[Dataset listings of figures]
BEGIN
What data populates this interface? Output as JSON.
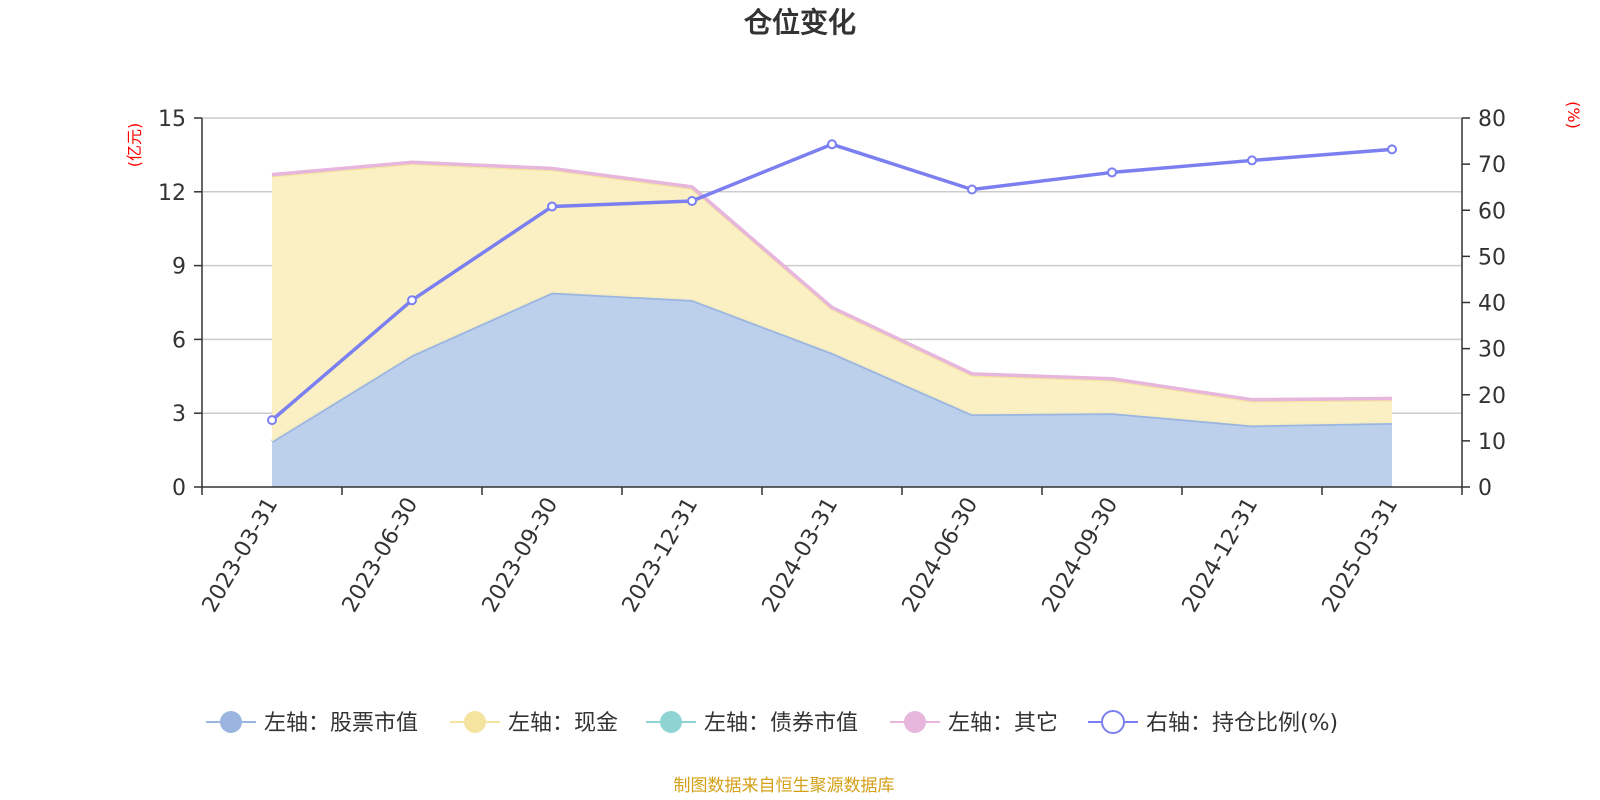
{
  "chart_data": {
    "type": "area",
    "title": "仓位变化",
    "left_axis_unit": "(亿元)",
    "right_axis_unit": "(%)",
    "categories": [
      "2023-03-31",
      "2023-06-30",
      "2023-09-30",
      "2023-12-31",
      "2024-03-31",
      "2024-06-30",
      "2024-09-30",
      "2024-12-31",
      "2025-03-31"
    ],
    "left_ylim": [
      0,
      15
    ],
    "left_ticks": [
      "0",
      "3",
      "6",
      "9",
      "12",
      "15"
    ],
    "right_ylim": [
      0,
      80
    ],
    "right_ticks": [
      "0",
      "10",
      "20",
      "30",
      "40",
      "50",
      "60",
      "70",
      "80"
    ],
    "grid": true,
    "stacked": true,
    "series": [
      {
        "name": "左轴：股票市值",
        "axis": "left",
        "color": "#9ab5e0",
        "fill": "#b8cdeb",
        "values": [
          1.85,
          5.35,
          7.9,
          7.6,
          5.45,
          2.95,
          3.0,
          2.5,
          2.6
        ]
      },
      {
        "name": "左轴：现金",
        "axis": "left",
        "color": "#f5e3a0",
        "fill": "#faefc0",
        "values": [
          10.8,
          7.8,
          5.0,
          4.55,
          1.8,
          1.6,
          1.35,
          1.0,
          0.95
        ]
      },
      {
        "name": "左轴：债券市值",
        "axis": "left",
        "color": "#8fd3d3",
        "fill": "#bfe8e8",
        "values": [
          0,
          0,
          0,
          0,
          0,
          0,
          0,
          0,
          0
        ]
      },
      {
        "name": "左轴：其它",
        "axis": "left",
        "color": "#e6b6dc",
        "fill": "#f3dcef",
        "values": [
          0.05,
          0.05,
          0.05,
          0.05,
          0.05,
          0.05,
          0.05,
          0.05,
          0.05
        ]
      },
      {
        "name": "右轴：持仓比例(%)",
        "axis": "right",
        "color": "#7b7ff0",
        "values": [
          14.5,
          40.5,
          60.8,
          62.0,
          74.3,
          64.5,
          68.2,
          70.8,
          73.2
        ]
      }
    ],
    "source": "制图数据来自恒生聚源数据库"
  }
}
END
PROBLEM DESCRIPTION
Check each line of the data above for the word "name", then state how many lines have it. Give the number alone.

OUTPUT FOR THIS TASK
5